%%

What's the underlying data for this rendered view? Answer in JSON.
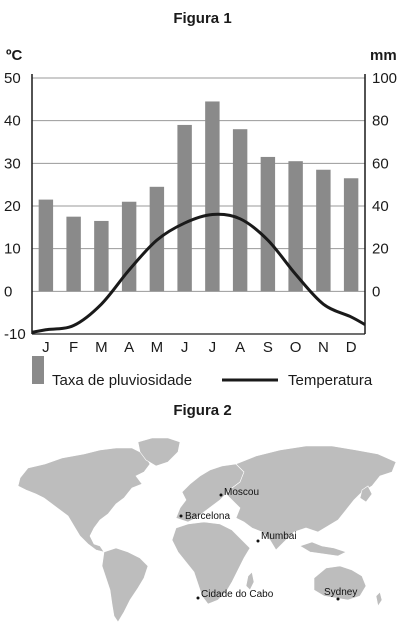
{
  "figure1": {
    "title": "Figura 1"
  },
  "figure2": {
    "title": "Figura 2",
    "cities": [
      {
        "name": "Moscou"
      },
      {
        "name": "Barcelona"
      },
      {
        "name": "Mumbai"
      },
      {
        "name": "Cidade do Cabo"
      },
      {
        "name": "Sydney"
      }
    ],
    "land_color": "#bdbdbd"
  },
  "chart_data": {
    "type": "bar",
    "categories": [
      "J",
      "F",
      "M",
      "A",
      "M",
      "J",
      "J",
      "A",
      "S",
      "O",
      "N",
      "D"
    ],
    "series": [
      {
        "name": "Taxa de pluviosidade",
        "type": "bar",
        "axis": "right",
        "unit": "mm",
        "values": [
          43,
          35,
          33,
          42,
          49,
          78,
          89,
          76,
          63,
          61,
          57,
          53
        ],
        "color": "#8a8a8a"
      },
      {
        "name": "Temperatura",
        "type": "line",
        "axis": "left",
        "unit": "°C",
        "values": [
          -9,
          -8,
          -3,
          5,
          12,
          16,
          18,
          17,
          12,
          4,
          -3,
          -6
        ],
        "color": "#1a1a1a"
      }
    ],
    "left_axis": {
      "label": "ºC",
      "min": -10,
      "max": 50,
      "ticks": [
        50,
        40,
        30,
        20,
        10,
        0,
        -10
      ]
    },
    "right_axis": {
      "label": "mm",
      "min": -20,
      "max": 100,
      "ticks": [
        100,
        80,
        60,
        40,
        20,
        0
      ]
    },
    "legend": {
      "placement": "bottom"
    }
  }
}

%%

- [DIRECTIONS FOR THIS TASK]: Transcribe every line from the records above without alteration, and leave out the images.

- [WRITTEN SOLUTION]:
What's the underlying data for this rendered view? Answer in JSON.
{
  "figure1": {
    "title": "Figura 1"
  },
  "figure2": {
    "title": "Figura 2",
    "cities": [
      {
        "name": "Moscou"
      },
      {
        "name": "Barcelona"
      },
      {
        "name": "Mumbai"
      },
      {
        "name": "Cidade do Cabo"
      },
      {
        "name": "Sydney"
      }
    ],
    "land_color": "#bdbdbd"
  },
  "chart_data": {
    "type": "bar",
    "categories": [
      "J",
      "F",
      "M",
      "A",
      "M",
      "J",
      "J",
      "A",
      "S",
      "O",
      "N",
      "D"
    ],
    "series": [
      {
        "name": "Taxa de pluviosidade",
        "type": "bar",
        "axis": "right",
        "unit": "mm",
        "values": [
          43,
          35,
          33,
          42,
          49,
          78,
          89,
          76,
          63,
          61,
          57,
          53
        ],
        "color": "#8a8a8a"
      },
      {
        "name": "Temperatura",
        "type": "line",
        "axis": "left",
        "unit": "°C",
        "values": [
          -9,
          -8,
          -3,
          5,
          12,
          16,
          18,
          17,
          12,
          4,
          -3,
          -6
        ],
        "color": "#1a1a1a"
      }
    ],
    "left_axis": {
      "label": "ºC",
      "min": -10,
      "max": 50,
      "ticks": [
        50,
        40,
        30,
        20,
        10,
        0,
        -10
      ]
    },
    "right_axis": {
      "label": "mm",
      "min": -20,
      "max": 100,
      "ticks": [
        100,
        80,
        60,
        40,
        20,
        0
      ]
    },
    "legend": {
      "placement": "bottom"
    }
  }
}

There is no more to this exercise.